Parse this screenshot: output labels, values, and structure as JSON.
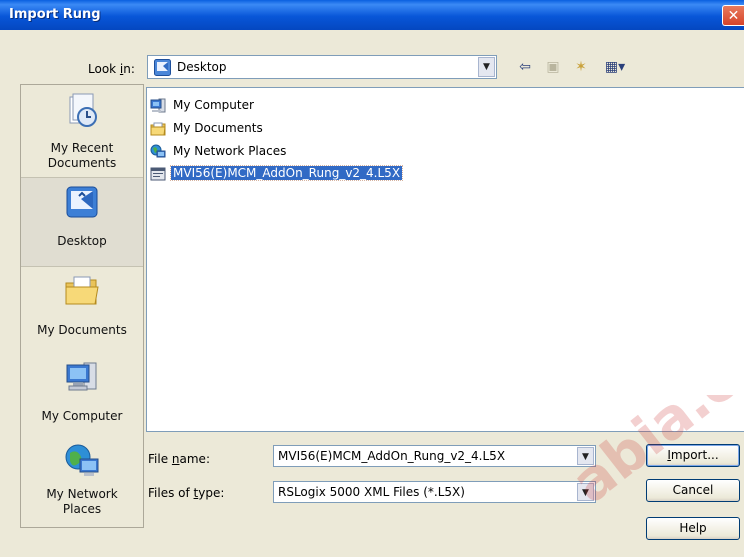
{
  "window": {
    "title": "Import Rung",
    "close_glyph": "✕"
  },
  "lookin": {
    "label_prefix": "Look ",
    "label_underlined": "i",
    "label_suffix": "n:",
    "value": "Desktop",
    "icon": "desktop-icon"
  },
  "toolbar": [
    {
      "name": "back-icon",
      "glyph": "⇦"
    },
    {
      "name": "up-folder-icon",
      "glyph": "▣"
    },
    {
      "name": "new-folder-icon",
      "glyph": "✶"
    },
    {
      "name": "view-menu-icon",
      "glyph": "▦▾"
    }
  ],
  "places": [
    {
      "label": "My Recent Documents",
      "line1": "My Recent",
      "line2": "Documents",
      "icon": "recent-documents-icon"
    },
    {
      "label": "Desktop",
      "icon": "desktop-icon",
      "selected": true
    },
    {
      "label": "My Documents",
      "icon": "my-documents-icon"
    },
    {
      "label": "My Computer",
      "icon": "my-computer-icon"
    },
    {
      "label": "My Network Places",
      "line1": "My Network",
      "line2": "Places",
      "icon": "network-places-icon"
    }
  ],
  "files": [
    {
      "name": "My Computer",
      "icon": "computer-icon"
    },
    {
      "name": "My Documents",
      "icon": "folder-icon"
    },
    {
      "name": "My Network Places",
      "icon": "network-icon"
    },
    {
      "name": "MVI56(E)MCM_AddOn_Rung_v2_4.L5X",
      "icon": "l5x-file-icon",
      "selected": true
    }
  ],
  "filename": {
    "label_prefix": "File ",
    "label_underlined": "n",
    "label_suffix": "ame:",
    "value": "MVI56(E)MCM_AddOn_Rung_v2_4.L5X"
  },
  "filetype": {
    "label_prefix": "Files of ",
    "label_underlined": "t",
    "label_suffix": "ype:",
    "value": "RSLogix 5000 XML Files (*.L5X)"
  },
  "buttons": {
    "import_u": "I",
    "import_rest": "mport...",
    "cancel": "Cancel",
    "help": "Help"
  },
  "watermark": "abia.c",
  "colors": {
    "title_bar": "#0a5fe0",
    "selection": "#316ac5",
    "dialog_bg": "#ece9d8"
  }
}
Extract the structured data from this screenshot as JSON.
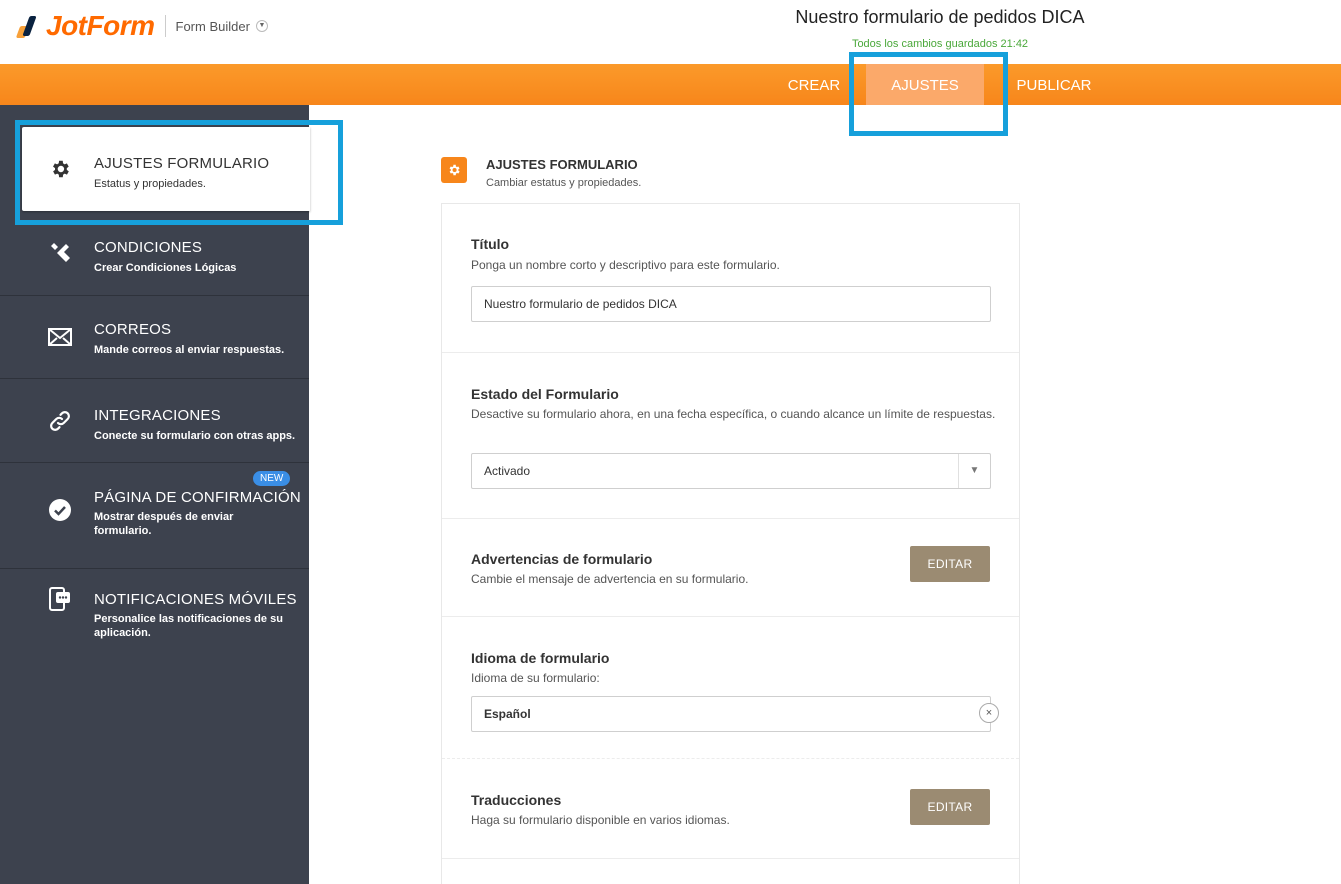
{
  "header": {
    "logo_text": "JotForm",
    "builder_label": "Form Builder",
    "form_title": "Nuestro formulario de pedidos DICA",
    "saved_status": "Todos los cambios guardados 21:42"
  },
  "nav": {
    "tabs": [
      {
        "label": "CREAR"
      },
      {
        "label": "AJUSTES"
      },
      {
        "label": "PUBLICAR"
      }
    ],
    "active_tab": "AJUSTES"
  },
  "sidebar": {
    "items": [
      {
        "title": "AJUSTES FORMULARIO",
        "subtitle": "Estatus y propiedades.",
        "icon": "gear-icon"
      },
      {
        "title": "CONDICIONES",
        "subtitle": "Crear Condiciones Lógicas",
        "icon": "tools-icon"
      },
      {
        "title": "CORREOS",
        "subtitle": "Mande correos al enviar respuestas.",
        "icon": "envelope-icon"
      },
      {
        "title": "INTEGRACIONES",
        "subtitle": "Conecte su formulario con otras apps.",
        "icon": "link-icon"
      },
      {
        "title": "PÁGINA DE CONFIRMACIÓN",
        "subtitle": "Mostrar después de enviar formulario.",
        "icon": "check-circle-icon",
        "badge": "NEW"
      },
      {
        "title": "NOTIFICACIONES MÓVILES",
        "subtitle": "Personalice las notificaciones de su aplicación.",
        "icon": "mobile-notification-icon"
      }
    ]
  },
  "main": {
    "header_title": "AJUSTES FORMULARIO",
    "header_subtitle": "Cambiar estatus y propiedades.",
    "title_section": {
      "title": "Título",
      "description": "Ponga un nombre corto y descriptivo para este formulario.",
      "value": "Nuestro formulario de pedidos DICA"
    },
    "status_section": {
      "title": "Estado del Formulario",
      "description": "Desactive su formulario ahora, en una fecha específica, o cuando alcance un límite de respuestas.",
      "selected": "Activado"
    },
    "warnings_section": {
      "title": "Advertencias de formulario",
      "description": "Cambie el mensaje de advertencia en su formulario.",
      "button": "EDITAR"
    },
    "language_section": {
      "title": "Idioma de formulario",
      "description": "Idioma de su formulario:",
      "value": "Español",
      "clear": "×"
    },
    "translations_section": {
      "title": "Traducciones",
      "description": "Haga su formulario disponible en varios idiomas.",
      "button": "EDITAR"
    }
  },
  "colors": {
    "accent_orange": "#f7861b",
    "sidebar_bg": "#3d424e",
    "highlight_blue": "#16a0db",
    "edit_button": "#9b8b72",
    "saved_green": "#4aa83a"
  }
}
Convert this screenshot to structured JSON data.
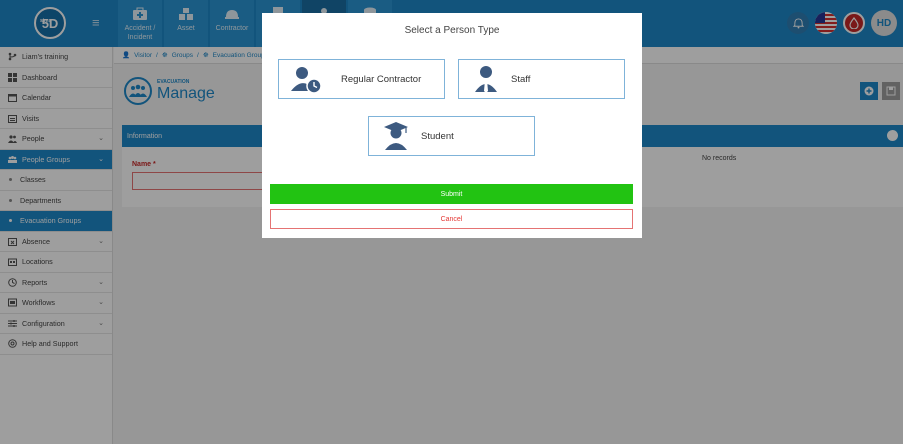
{
  "app": {
    "logo_text": "5D",
    "logo_small": "sims"
  },
  "topnav": {
    "items": [
      {
        "label": "Accident / Incident",
        "icon": "medical-kit-icon"
      },
      {
        "label": "Asset",
        "icon": "asset-boxes-icon"
      },
      {
        "label": "Contractor",
        "icon": "hard-hat-icon"
      },
      {
        "label": "",
        "icon": "document-icon"
      },
      {
        "label": "",
        "icon": "person-icon"
      },
      {
        "label": "",
        "icon": "database-icon"
      }
    ]
  },
  "user": {
    "initials": "HD"
  },
  "sidebar": {
    "items": [
      {
        "label": "Liam's training",
        "icon": "branch-icon"
      },
      {
        "label": "Dashboard",
        "icon": "dashboard-icon"
      },
      {
        "label": "Calendar",
        "icon": "calendar-icon"
      },
      {
        "label": "Visits",
        "icon": "visits-icon"
      },
      {
        "label": "People",
        "icon": "people-icon"
      },
      {
        "label": "People Groups",
        "icon": "people-groups-icon"
      },
      {
        "label": "Classes"
      },
      {
        "label": "Departments"
      },
      {
        "label": "Evacuation Groups"
      },
      {
        "label": "Absence",
        "icon": "absence-icon"
      },
      {
        "label": "Locations",
        "icon": "locations-icon"
      },
      {
        "label": "Reports",
        "icon": "reports-icon"
      },
      {
        "label": "Workflows",
        "icon": "workflows-icon"
      },
      {
        "label": "Configuration",
        "icon": "configuration-icon"
      },
      {
        "label": "Help and Support",
        "icon": "help-icon"
      }
    ]
  },
  "breadcrumb": {
    "items": [
      "Visitor",
      "/",
      "Groups",
      "/",
      "Evacuation Groups"
    ]
  },
  "page": {
    "sup_title": "EVACUATION",
    "title": "Manage"
  },
  "panel": {
    "title": "Information",
    "name_label": "Name",
    "required_marker": "*",
    "no_records": "No records"
  },
  "modal": {
    "title": "Select a Person Type",
    "options": [
      {
        "label": "Regular Contractor",
        "icon": "contractor-clock-icon"
      },
      {
        "label": "Staff",
        "icon": "staff-icon"
      },
      {
        "label": "Student",
        "icon": "student-graduate-icon"
      }
    ],
    "submit_label": "Submit",
    "cancel_label": "Cancel"
  },
  "colors": {
    "primary": "#1e88c8",
    "submit": "#22c312",
    "cancel_border": "#e57373",
    "required": "#c62828"
  }
}
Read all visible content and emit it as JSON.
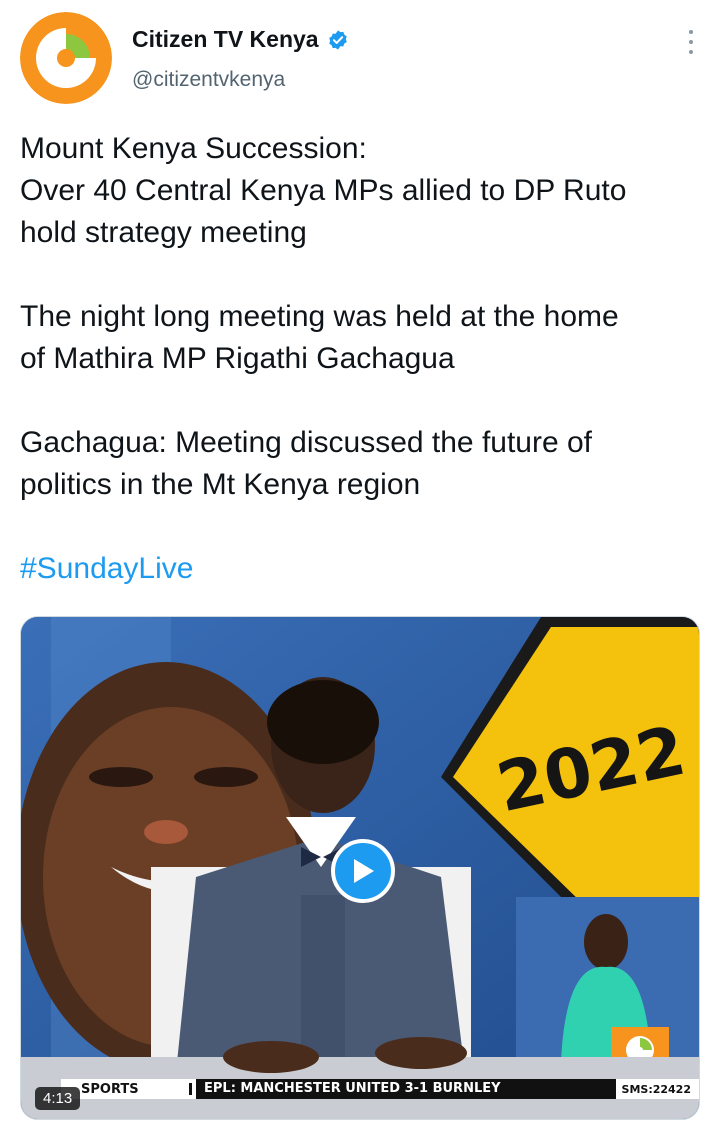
{
  "account": {
    "display_name": "Citizen TV Kenya",
    "handle": "@citizentvkenya",
    "verified": true,
    "avatar_colors": {
      "orange": "#f7941d",
      "green": "#8dc63f",
      "white": "#ffffff"
    }
  },
  "tweet": {
    "paragraphs": [
      [
        "Mount Kenya Succession:",
        "Over 40 Central Kenya MPs allied to DP Ruto",
        "hold strategy meeting"
      ],
      [
        "The night long meeting was held at the home",
        "of Mathira MP Rigathi Gachagua"
      ],
      [
        "Gachagua: Meeting discussed the future of",
        "politics in the Mt Kenya region"
      ]
    ],
    "hashtag": "#SundayLive"
  },
  "video": {
    "duration": "4:13",
    "sign_text": "2022",
    "ticker": {
      "section": "SPORTS",
      "headline": "EPL: MANCHESTER UNITED 3-1 BURNLEY",
      "sms": "SMS:22422"
    }
  },
  "icons": {
    "more": "more-vertical-icon",
    "verified": "verified-badge-icon",
    "play": "play-icon"
  },
  "colors": {
    "link": "#1d9bf0",
    "text": "#0f1419",
    "secondary": "#536471"
  }
}
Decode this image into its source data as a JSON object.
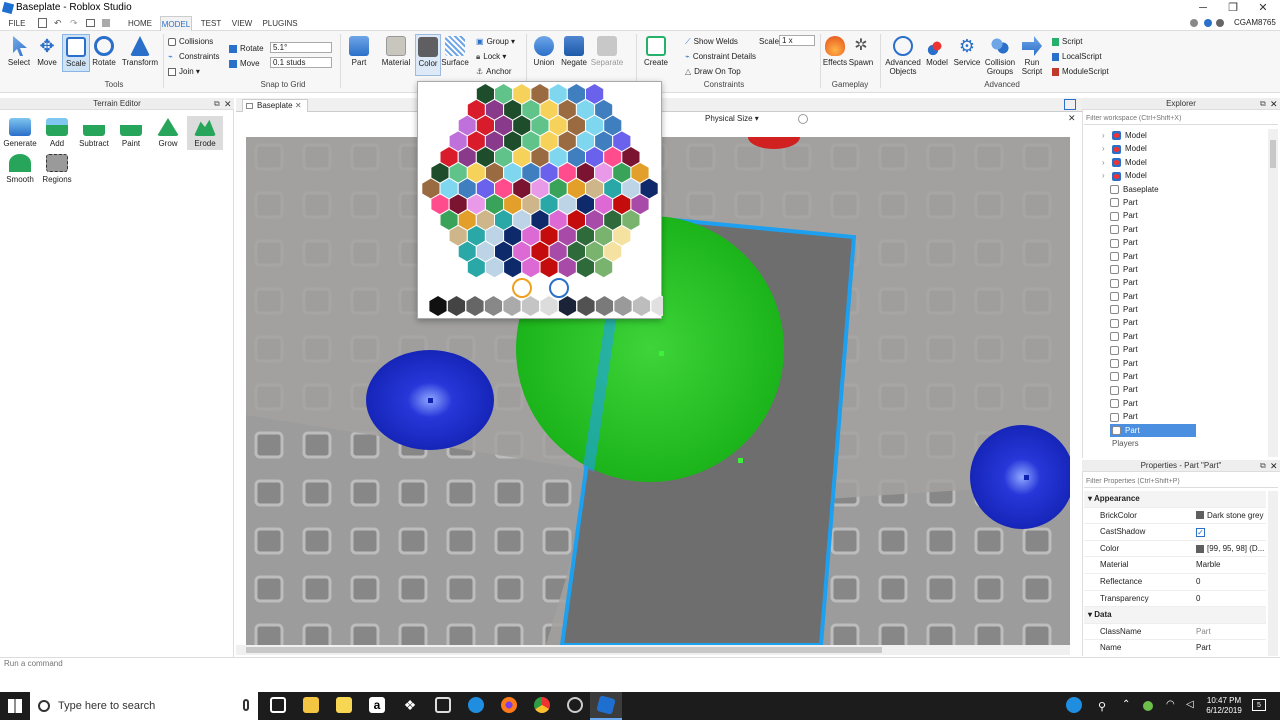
——————
Task statement | Locate the word "respuestas" in the records above, and return each line that has it.

Exercise response |
        "subtitle": "Mande correos al enviar respuestas.",
      "description": "Desactive su formulario ahora, en una fecha específica, o cuando alcance un límite de respuestas.",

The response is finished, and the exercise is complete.